─── SOURCE TEXT ───
Step 3 — Master Fair Value Gaps (FVGs)
A fair value gap is a three-candle pattern where the middle candle's body creates a price range that the adjacent candles' wicks don't overlap. This gap represents a zone where price moved so aggressively that it left an imbalance — institutional orders that couldn't be filled. Price tends to return to these gaps to 'rebalance' before continuing. FVGs are one of the most reliable entry zones in ICT trading.
Step 4 — Identify Order Blocks
An order block is the last opposing candle before a significant impulsive move. For a bullish move, it's the last down candle; for a bearish move, it's the last up candle. Order blocks mark where institutions accumulated positions before pushing price. When price returns to an order block, it often reacts strongly — making them high-probability entry zones when confluence aligns with higher-timeframe bias.
Step 5 — Use Premium & Discount Zones
Divide any price range into two halves using the midpoint (50% Fibonacci level). The upper half is the premium zone (where institutions SELL), the lower half is the discount zone (where institutions BUY). ICT traders only buy from the discount and sell from the premium within the context of the higher timeframe bias. This single rule filters out most bad trades.
─── DATASET EXTRACT ───
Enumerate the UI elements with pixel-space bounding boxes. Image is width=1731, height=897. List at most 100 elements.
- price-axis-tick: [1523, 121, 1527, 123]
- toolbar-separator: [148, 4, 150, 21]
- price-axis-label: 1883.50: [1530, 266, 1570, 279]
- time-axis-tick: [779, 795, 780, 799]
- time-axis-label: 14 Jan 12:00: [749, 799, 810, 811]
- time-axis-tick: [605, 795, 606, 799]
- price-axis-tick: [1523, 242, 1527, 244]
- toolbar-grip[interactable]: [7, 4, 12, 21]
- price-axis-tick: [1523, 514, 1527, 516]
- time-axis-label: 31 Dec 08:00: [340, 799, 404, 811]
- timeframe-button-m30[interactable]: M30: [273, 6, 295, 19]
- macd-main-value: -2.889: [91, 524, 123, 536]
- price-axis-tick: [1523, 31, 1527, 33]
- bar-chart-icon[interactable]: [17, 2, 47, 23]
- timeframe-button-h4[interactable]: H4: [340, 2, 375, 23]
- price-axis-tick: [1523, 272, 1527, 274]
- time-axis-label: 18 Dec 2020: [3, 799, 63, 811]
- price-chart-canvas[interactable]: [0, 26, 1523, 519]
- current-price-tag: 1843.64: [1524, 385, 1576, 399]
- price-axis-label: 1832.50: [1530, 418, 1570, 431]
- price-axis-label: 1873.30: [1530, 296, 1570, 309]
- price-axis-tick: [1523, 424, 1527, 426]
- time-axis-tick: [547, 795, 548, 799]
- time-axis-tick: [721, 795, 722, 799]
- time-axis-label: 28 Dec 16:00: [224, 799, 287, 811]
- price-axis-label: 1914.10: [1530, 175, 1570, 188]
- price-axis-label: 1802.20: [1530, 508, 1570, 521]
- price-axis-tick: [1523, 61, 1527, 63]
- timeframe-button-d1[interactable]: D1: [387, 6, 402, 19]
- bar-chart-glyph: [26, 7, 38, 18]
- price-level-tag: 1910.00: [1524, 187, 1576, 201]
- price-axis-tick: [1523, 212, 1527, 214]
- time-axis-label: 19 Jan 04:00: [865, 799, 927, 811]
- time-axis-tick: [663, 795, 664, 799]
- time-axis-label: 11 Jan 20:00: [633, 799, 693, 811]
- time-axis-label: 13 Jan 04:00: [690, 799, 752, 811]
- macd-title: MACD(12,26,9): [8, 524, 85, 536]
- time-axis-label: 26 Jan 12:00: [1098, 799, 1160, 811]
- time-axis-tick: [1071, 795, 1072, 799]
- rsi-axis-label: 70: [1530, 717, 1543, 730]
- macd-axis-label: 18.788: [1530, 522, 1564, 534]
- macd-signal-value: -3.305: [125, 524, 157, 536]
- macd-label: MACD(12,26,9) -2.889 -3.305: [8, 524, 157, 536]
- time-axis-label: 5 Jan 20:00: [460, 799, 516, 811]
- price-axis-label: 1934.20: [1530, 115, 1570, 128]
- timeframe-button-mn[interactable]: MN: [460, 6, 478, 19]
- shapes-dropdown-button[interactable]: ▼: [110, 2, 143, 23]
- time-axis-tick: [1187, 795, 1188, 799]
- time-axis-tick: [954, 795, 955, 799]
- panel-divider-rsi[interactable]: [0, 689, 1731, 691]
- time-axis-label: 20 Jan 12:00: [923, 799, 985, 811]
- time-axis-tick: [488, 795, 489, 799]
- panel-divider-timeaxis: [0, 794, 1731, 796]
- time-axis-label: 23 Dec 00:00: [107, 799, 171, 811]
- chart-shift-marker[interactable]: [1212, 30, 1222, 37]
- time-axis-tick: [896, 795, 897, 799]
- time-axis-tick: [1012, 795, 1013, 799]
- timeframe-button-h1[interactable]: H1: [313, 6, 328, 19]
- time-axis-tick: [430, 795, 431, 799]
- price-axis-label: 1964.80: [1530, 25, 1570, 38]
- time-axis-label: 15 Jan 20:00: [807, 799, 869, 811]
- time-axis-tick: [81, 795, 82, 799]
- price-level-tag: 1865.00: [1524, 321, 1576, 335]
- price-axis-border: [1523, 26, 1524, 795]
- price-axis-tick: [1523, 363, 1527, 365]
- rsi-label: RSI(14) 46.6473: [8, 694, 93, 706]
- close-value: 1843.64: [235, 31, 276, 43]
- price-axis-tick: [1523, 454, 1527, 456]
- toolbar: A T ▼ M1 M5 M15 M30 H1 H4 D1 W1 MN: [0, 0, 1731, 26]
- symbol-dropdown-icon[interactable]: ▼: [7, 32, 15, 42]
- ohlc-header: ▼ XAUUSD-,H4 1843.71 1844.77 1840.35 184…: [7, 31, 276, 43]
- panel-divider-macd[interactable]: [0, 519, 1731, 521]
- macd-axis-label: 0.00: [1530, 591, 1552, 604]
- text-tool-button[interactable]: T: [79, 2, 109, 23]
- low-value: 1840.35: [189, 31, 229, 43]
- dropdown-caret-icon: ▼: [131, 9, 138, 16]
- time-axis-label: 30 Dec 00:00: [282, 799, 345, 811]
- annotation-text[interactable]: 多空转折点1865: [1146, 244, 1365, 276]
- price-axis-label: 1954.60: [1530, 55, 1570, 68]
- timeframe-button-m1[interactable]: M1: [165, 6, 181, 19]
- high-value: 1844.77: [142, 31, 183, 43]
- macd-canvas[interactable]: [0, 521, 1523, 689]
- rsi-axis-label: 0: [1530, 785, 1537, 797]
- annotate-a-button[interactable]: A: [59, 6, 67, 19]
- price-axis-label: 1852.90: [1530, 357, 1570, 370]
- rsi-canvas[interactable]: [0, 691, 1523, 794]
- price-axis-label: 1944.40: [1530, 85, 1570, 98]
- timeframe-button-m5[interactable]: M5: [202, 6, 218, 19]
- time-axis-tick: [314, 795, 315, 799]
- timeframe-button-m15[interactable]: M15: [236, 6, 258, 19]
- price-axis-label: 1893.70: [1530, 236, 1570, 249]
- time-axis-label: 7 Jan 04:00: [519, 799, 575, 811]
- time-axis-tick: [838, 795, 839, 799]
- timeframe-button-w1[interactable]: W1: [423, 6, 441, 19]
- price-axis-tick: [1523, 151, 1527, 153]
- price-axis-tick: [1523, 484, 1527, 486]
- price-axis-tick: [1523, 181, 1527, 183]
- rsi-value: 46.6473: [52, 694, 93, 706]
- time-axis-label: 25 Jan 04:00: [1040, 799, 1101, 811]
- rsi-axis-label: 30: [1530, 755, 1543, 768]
───
Answer these questions using the trading guide above.
(a) How many candles make up a fair value gap pattern?
(b) For a bullish move, which candle is the order block?
(c) What level serves as the midpoint for dividing a price range into premium and discount zones?

(a) Three candles.
(b) The last down candle before the move.
(c) The 50% Fibonacci level.